--- START ---

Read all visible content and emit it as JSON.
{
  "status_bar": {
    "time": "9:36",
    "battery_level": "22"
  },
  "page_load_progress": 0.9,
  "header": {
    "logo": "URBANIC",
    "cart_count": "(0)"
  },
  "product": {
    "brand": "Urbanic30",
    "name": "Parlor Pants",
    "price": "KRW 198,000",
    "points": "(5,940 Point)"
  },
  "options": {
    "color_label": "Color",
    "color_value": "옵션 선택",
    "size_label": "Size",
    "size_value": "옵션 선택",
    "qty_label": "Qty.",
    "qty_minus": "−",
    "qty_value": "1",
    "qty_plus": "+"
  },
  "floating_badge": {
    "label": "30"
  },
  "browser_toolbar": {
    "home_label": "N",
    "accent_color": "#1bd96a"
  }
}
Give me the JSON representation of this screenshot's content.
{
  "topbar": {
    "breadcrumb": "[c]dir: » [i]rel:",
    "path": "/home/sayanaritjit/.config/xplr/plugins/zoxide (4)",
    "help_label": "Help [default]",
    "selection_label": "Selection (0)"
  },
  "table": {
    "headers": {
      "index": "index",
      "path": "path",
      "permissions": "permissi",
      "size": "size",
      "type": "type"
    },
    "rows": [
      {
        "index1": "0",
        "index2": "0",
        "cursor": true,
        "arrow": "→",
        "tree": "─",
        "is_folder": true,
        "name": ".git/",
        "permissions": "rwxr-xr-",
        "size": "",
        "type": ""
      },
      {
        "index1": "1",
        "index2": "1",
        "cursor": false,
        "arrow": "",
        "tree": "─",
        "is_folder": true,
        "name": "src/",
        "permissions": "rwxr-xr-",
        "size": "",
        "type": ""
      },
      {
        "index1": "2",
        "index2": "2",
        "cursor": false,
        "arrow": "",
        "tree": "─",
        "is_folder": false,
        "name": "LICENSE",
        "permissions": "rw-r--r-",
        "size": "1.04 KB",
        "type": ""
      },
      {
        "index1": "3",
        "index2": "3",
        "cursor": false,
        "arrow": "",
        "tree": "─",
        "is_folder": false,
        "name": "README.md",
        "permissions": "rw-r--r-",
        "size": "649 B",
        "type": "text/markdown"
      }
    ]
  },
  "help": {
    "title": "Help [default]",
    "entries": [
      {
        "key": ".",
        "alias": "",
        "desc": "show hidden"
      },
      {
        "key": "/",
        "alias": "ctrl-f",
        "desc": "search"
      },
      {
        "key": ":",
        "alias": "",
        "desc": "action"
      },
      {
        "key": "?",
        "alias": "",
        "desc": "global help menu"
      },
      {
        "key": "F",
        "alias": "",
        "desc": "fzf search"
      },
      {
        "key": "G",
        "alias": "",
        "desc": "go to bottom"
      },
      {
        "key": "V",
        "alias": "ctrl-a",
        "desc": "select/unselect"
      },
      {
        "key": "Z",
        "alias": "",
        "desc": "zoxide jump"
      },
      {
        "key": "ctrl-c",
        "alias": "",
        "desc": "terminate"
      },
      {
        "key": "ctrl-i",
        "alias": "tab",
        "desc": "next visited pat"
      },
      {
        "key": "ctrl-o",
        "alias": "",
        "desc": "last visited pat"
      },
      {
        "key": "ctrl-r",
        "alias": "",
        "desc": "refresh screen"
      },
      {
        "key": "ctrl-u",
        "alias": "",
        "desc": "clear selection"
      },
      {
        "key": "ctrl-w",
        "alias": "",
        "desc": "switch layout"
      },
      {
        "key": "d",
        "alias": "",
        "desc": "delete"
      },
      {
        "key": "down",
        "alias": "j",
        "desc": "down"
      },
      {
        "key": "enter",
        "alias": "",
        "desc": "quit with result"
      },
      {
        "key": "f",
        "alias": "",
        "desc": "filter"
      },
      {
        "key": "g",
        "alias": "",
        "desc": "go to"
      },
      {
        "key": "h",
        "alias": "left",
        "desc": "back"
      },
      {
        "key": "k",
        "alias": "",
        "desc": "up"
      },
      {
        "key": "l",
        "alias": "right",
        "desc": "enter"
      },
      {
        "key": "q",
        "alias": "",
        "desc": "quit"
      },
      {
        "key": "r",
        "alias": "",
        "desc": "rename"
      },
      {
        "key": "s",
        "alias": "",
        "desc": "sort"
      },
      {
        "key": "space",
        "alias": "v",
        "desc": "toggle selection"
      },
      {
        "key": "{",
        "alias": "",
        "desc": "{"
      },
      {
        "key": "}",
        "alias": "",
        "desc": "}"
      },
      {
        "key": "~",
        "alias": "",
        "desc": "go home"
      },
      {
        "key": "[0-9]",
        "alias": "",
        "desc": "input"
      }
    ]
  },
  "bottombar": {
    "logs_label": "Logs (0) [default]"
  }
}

--- END ---

## What to work on
Every line of the data above should be copied exactly.

## Worked answer
Read all visible content and emit it as JSON.
{
  "status_bar": {
    "time": "9:36",
    "battery_level": "22"
  },
  "page_load_progress": 0.9,
  "header": {
    "logo": "URBANIC",
    "cart_count": "(0)"
  },
  "product": {
    "brand": "Urbanic30",
    "name": "Parlor Pants",
    "price": "KRW 198,000",
    "points": "(5,940 Point)"
  },
  "options": {
    "color_label": "Color",
    "color_value": "옵션 선택",
    "size_label": "Size",
    "size_value": "옵션 선택",
    "qty_label": "Qty.",
    "qty_minus": "−",
    "qty_value": "1",
    "qty_plus": "+"
  },
  "floating_badge": {
    "label": "30"
  },
  "browser_toolbar": {
    "home_label": "N",
    "accent_color": "#1bd96a"
  }
}
Give me the JSON representation of this screenshot's content.
{
  "topbar": {
    "breadcrumb": "[c]dir: » [i]rel:",
    "path": "/home/sayanaritjit/.config/xplr/plugins/zoxide (4)",
    "help_label": "Help [default]",
    "selection_label": "Selection (0)"
  },
  "table": {
    "headers": {
      "index": "index",
      "path": "path",
      "permissions": "permissi",
      "size": "size",
      "type": "type"
    },
    "rows": [
      {
        "index1": "0",
        "index2": "0",
        "cursor": true,
        "arrow": "→",
        "tree": "─",
        "is_folder": true,
        "name": ".git/",
        "permissions": "rwxr-xr-",
        "size": "",
        "type": ""
      },
      {
        "index1": "1",
        "index2": "1",
        "cursor": false,
        "arrow": "",
        "tree": "─",
        "is_folder": true,
        "name": "src/",
        "permissions": "rwxr-xr-",
        "size": "",
        "type": ""
      },
      {
        "index1": "2",
        "index2": "2",
        "cursor": false,
        "arrow": "",
        "tree": "─",
        "is_folder": false,
        "name": "LICENSE",
        "permissions": "rw-r--r-",
        "size": "1.04 KB",
        "type": ""
      },
      {
        "index1": "3",
        "index2": "3",
        "cursor": false,
        "arrow": "",
        "tree": "─",
        "is_folder": false,
        "name": "README.md",
        "permissions": "rw-r--r-",
        "size": "649 B",
        "type": "text/markdown"
      }
    ]
  },
  "help": {
    "title": "Help [default]",
    "entries": [
      {
        "key": ".",
        "alias": "",
        "desc": "show hidden"
      },
      {
        "key": "/",
        "alias": "ctrl-f",
        "desc": "search"
      },
      {
        "key": ":",
        "alias": "",
        "desc": "action"
      },
      {
        "key": "?",
        "alias": "",
        "desc": "global help menu"
      },
      {
        "key": "F",
        "alias": "",
        "desc": "fzf search"
      },
      {
        "key": "G",
        "alias": "",
        "desc": "go to bottom"
      },
      {
        "key": "V",
        "alias": "ctrl-a",
        "desc": "select/unselect"
      },
      {
        "key": "Z",
        "alias": "",
        "desc": "zoxide jump"
      },
      {
        "key": "ctrl-c",
        "alias": "",
        "desc": "terminate"
      },
      {
        "key": "ctrl-i",
        "alias": "tab",
        "desc": "next visited pat"
      },
      {
        "key": "ctrl-o",
        "alias": "",
        "desc": "last visited pat"
      },
      {
        "key": "ctrl-r",
        "alias": "",
        "desc": "refresh screen"
      },
      {
        "key": "ctrl-u",
        "alias": "",
        "desc": "clear selection"
      },
      {
        "key": "ctrl-w",
        "alias": "",
        "desc": "switch layout"
      },
      {
        "key": "d",
        "alias": "",
        "desc": "delete"
      },
      {
        "key": "down",
        "alias": "j",
        "desc": "down"
      },
      {
        "key": "enter",
        "alias": "",
        "desc": "quit with result"
      },
      {
        "key": "f",
        "alias": "",
        "desc": "filter"
      },
      {
        "key": "g",
        "alias": "",
        "desc": "go to"
      },
      {
        "key": "h",
        "alias": "left",
        "desc": "back"
      },
      {
        "key": "k",
        "alias": "",
        "desc": "up"
      },
      {
        "key": "l",
        "alias": "right",
        "desc": "enter"
      },
      {
        "key": "q",
        "alias": "",
        "desc": "quit"
      },
      {
        "key": "r",
        "alias": "",
        "desc": "rename"
      },
      {
        "key": "s",
        "alias": "",
        "desc": "sort"
      },
      {
        "key": "space",
        "alias": "v",
        "desc": "toggle selection"
      },
      {
        "key": "{",
        "alias": "",
        "desc": "{"
      },
      {
        "key": "}",
        "alias": "",
        "desc": "}"
      },
      {
        "key": "~",
        "alias": "",
        "desc": "go home"
      },
      {
        "key": "[0-9]",
        "alias": "",
        "desc": "input"
      }
    ]
  },
  "bottombar": {
    "logs_label": "Logs (0) [default]"
  }
}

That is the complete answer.